→ Stated exercise: Show each line of the data below that has the string "this" in it.

→ Provided data:
..........

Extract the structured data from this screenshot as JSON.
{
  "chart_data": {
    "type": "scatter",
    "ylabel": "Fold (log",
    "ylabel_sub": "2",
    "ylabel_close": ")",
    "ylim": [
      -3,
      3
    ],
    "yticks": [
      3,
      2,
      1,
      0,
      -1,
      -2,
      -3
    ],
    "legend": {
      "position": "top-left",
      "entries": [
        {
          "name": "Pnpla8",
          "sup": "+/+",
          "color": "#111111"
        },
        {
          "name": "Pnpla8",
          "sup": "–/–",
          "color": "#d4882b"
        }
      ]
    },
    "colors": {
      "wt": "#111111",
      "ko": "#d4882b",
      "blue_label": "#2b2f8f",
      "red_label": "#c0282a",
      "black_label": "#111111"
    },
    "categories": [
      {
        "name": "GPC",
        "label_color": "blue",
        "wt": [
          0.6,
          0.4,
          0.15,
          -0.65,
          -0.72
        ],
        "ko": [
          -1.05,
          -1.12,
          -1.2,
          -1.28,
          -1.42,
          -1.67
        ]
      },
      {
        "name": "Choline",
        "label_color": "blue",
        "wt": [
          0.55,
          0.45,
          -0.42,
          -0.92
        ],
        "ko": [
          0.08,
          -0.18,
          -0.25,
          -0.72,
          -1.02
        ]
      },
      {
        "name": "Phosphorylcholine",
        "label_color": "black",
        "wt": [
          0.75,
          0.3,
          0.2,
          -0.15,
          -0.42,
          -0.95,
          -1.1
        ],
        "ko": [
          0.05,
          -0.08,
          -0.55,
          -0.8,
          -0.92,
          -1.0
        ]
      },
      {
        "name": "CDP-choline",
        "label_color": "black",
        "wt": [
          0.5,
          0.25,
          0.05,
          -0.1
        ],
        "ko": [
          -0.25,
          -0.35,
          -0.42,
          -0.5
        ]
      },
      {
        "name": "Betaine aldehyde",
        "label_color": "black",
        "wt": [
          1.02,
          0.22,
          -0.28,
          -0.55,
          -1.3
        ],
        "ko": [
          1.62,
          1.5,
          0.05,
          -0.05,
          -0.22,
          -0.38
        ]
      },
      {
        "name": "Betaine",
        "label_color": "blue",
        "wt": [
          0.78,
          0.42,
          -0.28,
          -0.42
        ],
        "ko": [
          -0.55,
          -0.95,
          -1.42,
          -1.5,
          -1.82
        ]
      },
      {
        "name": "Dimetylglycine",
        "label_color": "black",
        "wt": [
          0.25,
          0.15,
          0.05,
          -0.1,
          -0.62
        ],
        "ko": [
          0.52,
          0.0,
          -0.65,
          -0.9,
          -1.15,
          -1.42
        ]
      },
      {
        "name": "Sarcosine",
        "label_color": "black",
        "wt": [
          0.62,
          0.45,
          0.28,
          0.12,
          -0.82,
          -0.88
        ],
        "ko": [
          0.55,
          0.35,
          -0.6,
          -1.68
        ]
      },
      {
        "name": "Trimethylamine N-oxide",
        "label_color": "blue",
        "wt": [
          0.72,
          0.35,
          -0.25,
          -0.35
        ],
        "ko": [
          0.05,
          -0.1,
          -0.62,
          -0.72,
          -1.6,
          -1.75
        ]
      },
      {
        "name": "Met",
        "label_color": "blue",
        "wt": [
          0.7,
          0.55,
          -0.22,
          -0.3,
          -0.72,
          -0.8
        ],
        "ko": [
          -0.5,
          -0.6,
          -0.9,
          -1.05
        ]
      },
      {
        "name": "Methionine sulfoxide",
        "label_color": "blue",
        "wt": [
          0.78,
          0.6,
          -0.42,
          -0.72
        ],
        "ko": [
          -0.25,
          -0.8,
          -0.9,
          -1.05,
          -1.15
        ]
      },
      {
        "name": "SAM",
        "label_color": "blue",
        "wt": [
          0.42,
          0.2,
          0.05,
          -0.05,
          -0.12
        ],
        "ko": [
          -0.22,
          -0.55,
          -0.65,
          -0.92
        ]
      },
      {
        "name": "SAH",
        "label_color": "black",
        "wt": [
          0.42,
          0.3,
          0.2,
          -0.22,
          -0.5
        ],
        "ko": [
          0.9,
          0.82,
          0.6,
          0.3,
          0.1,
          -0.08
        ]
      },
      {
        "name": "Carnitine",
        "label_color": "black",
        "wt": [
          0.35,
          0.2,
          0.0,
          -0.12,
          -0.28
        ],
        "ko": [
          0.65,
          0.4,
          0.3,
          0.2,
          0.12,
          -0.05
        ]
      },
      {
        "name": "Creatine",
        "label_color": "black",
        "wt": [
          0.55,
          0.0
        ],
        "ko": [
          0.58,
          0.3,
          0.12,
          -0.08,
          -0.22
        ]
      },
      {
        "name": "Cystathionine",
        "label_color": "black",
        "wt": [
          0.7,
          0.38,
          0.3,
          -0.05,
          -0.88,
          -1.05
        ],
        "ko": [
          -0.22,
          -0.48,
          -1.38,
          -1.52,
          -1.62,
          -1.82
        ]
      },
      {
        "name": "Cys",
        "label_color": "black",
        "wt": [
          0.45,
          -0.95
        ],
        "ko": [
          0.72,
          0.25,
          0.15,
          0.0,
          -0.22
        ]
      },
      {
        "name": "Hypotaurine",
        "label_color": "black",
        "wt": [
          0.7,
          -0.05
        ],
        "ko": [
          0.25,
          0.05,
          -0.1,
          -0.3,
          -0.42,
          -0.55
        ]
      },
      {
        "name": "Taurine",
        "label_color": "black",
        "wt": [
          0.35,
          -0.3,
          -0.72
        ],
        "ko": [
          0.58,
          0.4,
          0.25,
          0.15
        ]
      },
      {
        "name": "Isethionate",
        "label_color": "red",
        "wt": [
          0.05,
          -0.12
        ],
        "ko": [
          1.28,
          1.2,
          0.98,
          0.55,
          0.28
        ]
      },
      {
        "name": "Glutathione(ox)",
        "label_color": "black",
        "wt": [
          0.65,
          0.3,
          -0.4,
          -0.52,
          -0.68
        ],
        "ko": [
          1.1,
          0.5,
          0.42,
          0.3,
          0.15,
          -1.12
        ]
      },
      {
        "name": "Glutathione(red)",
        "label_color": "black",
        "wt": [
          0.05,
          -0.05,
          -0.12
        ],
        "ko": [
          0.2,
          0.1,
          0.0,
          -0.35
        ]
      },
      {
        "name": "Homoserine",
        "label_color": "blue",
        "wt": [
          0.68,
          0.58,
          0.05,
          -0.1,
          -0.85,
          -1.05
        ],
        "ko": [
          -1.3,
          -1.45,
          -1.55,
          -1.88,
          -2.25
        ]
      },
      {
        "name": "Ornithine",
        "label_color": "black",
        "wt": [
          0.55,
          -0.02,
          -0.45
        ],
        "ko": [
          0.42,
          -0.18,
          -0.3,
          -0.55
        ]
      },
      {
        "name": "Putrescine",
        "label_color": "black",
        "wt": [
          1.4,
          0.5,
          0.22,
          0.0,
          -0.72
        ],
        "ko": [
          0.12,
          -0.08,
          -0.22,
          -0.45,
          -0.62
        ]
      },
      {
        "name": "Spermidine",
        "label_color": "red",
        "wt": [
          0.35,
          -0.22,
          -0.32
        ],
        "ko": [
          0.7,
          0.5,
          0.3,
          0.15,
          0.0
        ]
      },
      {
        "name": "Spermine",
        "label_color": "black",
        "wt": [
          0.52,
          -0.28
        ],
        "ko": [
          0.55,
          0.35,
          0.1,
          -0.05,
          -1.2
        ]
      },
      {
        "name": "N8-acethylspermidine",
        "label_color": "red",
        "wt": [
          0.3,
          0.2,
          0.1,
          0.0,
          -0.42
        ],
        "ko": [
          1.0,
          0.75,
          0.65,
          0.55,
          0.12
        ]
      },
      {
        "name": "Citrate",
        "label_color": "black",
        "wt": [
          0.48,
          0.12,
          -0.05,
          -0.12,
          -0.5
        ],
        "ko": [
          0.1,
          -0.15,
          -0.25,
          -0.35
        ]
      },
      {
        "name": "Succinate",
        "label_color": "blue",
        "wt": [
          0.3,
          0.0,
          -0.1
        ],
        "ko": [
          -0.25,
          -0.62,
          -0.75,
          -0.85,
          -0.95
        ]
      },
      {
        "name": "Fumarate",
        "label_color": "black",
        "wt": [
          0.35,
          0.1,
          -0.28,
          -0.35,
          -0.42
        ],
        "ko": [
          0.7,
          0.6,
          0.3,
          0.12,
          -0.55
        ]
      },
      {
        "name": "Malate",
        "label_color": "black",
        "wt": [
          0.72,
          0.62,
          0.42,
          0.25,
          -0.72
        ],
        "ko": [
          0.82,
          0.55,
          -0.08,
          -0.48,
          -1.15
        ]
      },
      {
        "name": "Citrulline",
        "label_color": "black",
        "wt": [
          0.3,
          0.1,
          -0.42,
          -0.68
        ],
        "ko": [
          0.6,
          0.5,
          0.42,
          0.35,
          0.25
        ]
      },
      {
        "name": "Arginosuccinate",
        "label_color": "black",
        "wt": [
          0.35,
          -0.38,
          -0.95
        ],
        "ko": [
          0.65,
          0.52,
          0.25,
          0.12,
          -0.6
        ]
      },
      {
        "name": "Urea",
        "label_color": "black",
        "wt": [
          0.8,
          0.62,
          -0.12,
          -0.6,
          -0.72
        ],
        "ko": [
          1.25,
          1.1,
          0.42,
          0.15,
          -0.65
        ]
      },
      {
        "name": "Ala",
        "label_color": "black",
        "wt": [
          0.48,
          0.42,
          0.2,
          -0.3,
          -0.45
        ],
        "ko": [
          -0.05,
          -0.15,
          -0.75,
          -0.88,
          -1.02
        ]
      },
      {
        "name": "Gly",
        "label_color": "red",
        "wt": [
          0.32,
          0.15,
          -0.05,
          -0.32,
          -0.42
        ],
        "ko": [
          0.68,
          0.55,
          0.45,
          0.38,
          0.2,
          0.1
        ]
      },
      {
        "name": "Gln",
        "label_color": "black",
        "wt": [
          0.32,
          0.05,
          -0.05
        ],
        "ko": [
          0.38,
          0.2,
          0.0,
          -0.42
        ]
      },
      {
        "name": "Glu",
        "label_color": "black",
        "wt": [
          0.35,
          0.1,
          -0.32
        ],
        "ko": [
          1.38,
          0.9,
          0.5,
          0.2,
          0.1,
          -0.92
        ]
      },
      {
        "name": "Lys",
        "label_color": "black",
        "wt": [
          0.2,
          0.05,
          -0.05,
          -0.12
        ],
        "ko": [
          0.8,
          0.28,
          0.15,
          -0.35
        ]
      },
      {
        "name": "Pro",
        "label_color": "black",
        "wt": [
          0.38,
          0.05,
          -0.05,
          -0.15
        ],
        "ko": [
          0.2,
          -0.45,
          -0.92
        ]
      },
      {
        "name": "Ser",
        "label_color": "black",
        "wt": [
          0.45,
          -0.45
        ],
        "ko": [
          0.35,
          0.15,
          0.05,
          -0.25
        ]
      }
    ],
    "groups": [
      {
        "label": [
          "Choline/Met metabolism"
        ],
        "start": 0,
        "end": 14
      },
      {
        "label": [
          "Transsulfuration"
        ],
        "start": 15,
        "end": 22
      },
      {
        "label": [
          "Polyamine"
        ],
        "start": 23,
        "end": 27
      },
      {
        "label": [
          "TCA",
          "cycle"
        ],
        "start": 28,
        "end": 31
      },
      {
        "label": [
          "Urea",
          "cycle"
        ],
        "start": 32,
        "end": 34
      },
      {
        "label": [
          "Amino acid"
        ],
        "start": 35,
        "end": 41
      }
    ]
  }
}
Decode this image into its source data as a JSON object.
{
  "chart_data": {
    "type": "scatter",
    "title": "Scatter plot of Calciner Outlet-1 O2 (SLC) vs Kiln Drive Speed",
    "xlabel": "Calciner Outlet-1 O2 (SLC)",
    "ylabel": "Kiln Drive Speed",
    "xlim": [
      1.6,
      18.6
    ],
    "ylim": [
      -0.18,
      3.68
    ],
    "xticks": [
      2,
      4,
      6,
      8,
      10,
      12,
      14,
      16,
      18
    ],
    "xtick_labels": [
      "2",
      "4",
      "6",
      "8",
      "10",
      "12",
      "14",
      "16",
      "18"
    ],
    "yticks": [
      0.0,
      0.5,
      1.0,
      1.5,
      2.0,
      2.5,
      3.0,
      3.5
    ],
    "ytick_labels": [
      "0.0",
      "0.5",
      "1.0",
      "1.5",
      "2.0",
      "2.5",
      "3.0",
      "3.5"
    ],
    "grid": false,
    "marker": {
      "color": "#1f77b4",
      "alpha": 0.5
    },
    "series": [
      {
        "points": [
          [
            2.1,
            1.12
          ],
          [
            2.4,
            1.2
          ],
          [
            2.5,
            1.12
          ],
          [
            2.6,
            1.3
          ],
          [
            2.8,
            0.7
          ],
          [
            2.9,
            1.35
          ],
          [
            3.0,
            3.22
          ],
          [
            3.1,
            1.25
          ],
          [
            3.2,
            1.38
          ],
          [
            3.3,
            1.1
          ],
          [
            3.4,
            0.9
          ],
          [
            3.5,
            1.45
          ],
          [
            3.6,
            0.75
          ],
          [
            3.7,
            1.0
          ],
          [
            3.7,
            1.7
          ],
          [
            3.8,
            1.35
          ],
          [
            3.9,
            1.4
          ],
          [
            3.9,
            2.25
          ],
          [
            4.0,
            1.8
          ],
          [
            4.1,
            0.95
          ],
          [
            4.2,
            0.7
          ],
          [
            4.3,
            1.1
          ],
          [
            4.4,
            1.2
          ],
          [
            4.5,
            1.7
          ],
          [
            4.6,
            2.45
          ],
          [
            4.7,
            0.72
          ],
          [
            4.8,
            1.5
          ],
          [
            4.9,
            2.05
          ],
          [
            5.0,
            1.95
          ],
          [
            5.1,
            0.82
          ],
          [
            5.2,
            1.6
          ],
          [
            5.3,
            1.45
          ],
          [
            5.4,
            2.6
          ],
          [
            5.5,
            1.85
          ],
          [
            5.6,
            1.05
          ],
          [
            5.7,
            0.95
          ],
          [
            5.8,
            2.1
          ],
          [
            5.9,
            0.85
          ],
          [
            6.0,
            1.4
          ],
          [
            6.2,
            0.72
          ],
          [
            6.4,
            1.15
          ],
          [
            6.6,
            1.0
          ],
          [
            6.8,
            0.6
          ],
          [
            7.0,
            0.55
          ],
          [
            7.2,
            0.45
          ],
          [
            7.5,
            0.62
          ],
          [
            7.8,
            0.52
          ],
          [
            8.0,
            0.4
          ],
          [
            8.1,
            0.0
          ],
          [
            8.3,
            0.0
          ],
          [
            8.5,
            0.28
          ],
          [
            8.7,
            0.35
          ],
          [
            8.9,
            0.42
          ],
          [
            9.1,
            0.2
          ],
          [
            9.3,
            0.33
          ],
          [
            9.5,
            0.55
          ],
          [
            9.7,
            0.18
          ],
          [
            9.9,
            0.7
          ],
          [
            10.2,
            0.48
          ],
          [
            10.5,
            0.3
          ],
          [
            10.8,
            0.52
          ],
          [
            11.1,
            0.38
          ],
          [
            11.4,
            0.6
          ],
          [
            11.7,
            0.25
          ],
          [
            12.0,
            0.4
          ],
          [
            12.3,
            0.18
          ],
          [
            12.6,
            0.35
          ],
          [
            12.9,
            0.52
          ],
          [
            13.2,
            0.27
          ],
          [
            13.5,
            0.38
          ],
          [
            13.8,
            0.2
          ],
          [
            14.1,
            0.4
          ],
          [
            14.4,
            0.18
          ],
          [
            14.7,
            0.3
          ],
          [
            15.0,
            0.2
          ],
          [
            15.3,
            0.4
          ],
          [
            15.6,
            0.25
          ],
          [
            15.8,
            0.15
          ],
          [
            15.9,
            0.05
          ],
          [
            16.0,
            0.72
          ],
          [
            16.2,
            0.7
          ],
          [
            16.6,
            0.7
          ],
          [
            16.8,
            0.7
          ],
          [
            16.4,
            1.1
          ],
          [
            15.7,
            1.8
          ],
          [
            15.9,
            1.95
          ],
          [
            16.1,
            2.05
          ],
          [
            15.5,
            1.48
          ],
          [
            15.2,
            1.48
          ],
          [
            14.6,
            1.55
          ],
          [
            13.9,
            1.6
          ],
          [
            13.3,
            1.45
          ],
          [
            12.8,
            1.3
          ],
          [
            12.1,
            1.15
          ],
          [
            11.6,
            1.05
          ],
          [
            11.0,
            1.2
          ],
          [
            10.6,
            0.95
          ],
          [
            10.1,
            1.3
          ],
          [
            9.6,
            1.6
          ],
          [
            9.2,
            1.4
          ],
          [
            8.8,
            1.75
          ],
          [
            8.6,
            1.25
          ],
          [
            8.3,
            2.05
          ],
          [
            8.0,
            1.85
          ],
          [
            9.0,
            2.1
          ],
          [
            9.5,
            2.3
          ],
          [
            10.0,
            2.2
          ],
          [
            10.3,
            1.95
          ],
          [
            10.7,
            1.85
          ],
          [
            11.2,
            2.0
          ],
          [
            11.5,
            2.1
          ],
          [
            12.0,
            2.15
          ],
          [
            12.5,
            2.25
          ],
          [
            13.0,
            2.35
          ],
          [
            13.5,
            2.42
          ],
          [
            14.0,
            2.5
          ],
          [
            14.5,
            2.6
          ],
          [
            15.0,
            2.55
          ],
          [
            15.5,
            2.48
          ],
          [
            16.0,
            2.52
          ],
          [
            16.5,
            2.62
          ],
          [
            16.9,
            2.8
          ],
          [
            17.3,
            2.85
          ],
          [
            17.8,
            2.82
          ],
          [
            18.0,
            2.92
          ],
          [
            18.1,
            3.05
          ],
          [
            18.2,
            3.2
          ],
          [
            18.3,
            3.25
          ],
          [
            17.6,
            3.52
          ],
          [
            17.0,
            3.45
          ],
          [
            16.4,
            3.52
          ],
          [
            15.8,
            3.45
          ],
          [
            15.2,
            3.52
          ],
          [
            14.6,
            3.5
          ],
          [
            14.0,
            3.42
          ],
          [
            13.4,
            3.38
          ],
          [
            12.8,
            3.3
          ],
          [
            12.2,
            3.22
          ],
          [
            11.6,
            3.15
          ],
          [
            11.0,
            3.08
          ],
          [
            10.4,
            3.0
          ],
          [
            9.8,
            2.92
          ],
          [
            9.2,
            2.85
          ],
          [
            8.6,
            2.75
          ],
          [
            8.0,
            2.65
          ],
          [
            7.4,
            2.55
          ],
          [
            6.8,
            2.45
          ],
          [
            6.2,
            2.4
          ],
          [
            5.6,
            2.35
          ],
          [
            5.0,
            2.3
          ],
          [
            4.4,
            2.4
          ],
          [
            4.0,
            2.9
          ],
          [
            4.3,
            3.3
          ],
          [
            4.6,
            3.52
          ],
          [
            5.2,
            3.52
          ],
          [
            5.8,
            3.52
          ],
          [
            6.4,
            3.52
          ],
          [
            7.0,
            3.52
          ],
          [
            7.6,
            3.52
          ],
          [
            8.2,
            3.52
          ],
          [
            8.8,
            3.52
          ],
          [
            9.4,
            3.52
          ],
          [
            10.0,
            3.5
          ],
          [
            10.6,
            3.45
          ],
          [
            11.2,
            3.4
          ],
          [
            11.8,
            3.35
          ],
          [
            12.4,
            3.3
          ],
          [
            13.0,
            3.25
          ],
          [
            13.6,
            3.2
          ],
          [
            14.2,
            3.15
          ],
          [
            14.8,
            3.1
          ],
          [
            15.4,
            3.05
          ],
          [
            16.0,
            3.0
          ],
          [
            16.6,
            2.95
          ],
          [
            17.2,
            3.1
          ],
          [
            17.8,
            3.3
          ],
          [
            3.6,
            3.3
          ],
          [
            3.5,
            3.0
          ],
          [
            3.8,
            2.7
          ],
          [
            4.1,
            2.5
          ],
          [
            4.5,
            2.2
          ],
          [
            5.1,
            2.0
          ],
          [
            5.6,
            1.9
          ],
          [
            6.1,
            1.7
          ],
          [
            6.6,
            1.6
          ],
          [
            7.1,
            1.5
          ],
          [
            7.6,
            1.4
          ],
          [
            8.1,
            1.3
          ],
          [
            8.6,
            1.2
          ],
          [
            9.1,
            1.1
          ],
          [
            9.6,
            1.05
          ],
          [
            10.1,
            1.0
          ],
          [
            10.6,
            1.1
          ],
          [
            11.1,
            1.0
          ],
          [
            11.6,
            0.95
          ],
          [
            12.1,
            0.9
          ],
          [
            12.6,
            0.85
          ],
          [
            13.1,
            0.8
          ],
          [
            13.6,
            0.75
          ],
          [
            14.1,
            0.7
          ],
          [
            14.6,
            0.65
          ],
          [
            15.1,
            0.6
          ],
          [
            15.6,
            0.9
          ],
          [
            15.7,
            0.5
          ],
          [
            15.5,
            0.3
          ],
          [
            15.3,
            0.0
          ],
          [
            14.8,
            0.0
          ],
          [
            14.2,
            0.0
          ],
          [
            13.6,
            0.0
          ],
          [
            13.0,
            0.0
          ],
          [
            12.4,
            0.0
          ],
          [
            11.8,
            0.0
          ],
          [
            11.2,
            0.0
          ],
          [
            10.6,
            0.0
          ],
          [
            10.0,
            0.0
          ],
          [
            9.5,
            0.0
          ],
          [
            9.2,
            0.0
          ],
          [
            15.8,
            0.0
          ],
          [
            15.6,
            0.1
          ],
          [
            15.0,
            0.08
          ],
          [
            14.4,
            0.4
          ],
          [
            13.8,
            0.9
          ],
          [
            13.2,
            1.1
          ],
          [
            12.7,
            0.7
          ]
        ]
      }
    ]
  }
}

..........

→ Solution to the problem:
Extract the structured data from this screenshot as JSON.
Decode this image into its source data as a JSON object.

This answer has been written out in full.